REQUIREMENT: Gather the lines from the material that contain "under".
::::::
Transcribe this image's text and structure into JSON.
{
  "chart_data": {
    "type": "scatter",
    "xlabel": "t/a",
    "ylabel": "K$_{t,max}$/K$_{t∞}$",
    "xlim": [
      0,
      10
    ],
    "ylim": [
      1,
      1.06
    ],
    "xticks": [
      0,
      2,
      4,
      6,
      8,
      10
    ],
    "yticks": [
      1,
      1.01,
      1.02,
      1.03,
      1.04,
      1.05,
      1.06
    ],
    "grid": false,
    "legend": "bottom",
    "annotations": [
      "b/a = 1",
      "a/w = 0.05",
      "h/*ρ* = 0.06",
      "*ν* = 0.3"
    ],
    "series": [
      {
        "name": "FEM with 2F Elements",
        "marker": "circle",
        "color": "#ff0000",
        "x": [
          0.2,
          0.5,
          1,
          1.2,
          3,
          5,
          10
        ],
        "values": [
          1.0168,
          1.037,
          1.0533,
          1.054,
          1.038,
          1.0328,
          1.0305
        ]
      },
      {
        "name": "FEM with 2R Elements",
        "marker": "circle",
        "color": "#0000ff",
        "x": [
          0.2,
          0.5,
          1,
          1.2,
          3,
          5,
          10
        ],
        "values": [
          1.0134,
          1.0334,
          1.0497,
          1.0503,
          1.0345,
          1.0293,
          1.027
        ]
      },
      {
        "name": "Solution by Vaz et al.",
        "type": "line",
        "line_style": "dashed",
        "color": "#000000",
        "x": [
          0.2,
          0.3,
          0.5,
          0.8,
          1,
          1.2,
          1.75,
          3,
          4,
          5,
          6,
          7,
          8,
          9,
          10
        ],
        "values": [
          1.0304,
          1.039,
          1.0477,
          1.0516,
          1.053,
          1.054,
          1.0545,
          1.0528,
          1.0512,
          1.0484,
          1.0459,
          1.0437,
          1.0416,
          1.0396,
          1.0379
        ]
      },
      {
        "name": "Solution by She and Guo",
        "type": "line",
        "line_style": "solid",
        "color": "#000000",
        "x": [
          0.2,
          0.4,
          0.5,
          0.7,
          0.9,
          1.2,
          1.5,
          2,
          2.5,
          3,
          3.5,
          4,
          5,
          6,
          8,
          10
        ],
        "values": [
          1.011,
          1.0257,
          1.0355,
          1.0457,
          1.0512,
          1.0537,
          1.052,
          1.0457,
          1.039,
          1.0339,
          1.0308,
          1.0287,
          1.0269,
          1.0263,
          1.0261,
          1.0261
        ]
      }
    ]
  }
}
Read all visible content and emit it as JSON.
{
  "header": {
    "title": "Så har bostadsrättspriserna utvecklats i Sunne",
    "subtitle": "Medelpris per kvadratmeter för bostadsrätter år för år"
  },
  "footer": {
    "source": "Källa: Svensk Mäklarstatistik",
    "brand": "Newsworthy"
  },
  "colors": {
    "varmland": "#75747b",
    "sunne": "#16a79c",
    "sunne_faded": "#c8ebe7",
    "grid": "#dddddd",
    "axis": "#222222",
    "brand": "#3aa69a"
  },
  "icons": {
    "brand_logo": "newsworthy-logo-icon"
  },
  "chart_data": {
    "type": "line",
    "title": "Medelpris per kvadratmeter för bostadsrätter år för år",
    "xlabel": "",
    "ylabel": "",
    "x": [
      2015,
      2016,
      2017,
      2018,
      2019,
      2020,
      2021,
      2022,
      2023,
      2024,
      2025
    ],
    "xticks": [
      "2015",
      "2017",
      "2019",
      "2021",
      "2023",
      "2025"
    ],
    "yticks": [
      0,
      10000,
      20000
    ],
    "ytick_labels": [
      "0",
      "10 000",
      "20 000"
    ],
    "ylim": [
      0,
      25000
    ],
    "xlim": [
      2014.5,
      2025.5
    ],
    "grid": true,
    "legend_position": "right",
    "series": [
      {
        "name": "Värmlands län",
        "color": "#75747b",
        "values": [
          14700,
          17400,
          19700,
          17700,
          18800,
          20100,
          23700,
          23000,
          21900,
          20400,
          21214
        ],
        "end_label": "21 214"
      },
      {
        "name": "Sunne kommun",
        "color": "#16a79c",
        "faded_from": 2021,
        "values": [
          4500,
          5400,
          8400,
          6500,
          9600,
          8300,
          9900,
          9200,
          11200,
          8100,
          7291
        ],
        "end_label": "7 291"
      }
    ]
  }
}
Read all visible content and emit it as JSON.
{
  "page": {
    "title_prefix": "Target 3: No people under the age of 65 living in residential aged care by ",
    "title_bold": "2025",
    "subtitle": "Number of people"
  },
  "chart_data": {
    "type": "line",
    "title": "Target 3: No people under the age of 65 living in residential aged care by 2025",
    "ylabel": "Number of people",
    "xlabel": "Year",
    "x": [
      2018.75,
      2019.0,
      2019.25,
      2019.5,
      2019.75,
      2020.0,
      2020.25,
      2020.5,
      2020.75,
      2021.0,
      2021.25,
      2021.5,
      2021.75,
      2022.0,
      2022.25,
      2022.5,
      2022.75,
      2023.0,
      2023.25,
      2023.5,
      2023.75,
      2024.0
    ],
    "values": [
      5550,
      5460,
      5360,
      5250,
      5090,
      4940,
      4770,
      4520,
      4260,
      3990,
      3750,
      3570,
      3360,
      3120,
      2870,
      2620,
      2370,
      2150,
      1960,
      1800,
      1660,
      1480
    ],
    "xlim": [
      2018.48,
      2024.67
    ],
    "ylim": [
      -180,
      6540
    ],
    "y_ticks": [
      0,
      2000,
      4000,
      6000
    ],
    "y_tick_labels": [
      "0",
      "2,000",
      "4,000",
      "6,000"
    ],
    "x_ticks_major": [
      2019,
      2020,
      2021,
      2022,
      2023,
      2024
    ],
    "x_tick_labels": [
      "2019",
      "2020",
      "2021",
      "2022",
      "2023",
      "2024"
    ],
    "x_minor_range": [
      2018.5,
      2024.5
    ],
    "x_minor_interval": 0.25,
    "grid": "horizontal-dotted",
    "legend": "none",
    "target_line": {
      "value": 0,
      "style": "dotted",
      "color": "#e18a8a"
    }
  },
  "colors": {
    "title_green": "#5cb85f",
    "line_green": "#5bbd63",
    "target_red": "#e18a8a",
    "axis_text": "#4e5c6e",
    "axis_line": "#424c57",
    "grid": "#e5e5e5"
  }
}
::::::
OUTPUT FOR THIS TASK:
    "title_prefix": "Target 3: No people under the age of 65 living in residential aged care by ",
    "title": "Target 3: No people under the age of 65 living in residential aged care by 2025",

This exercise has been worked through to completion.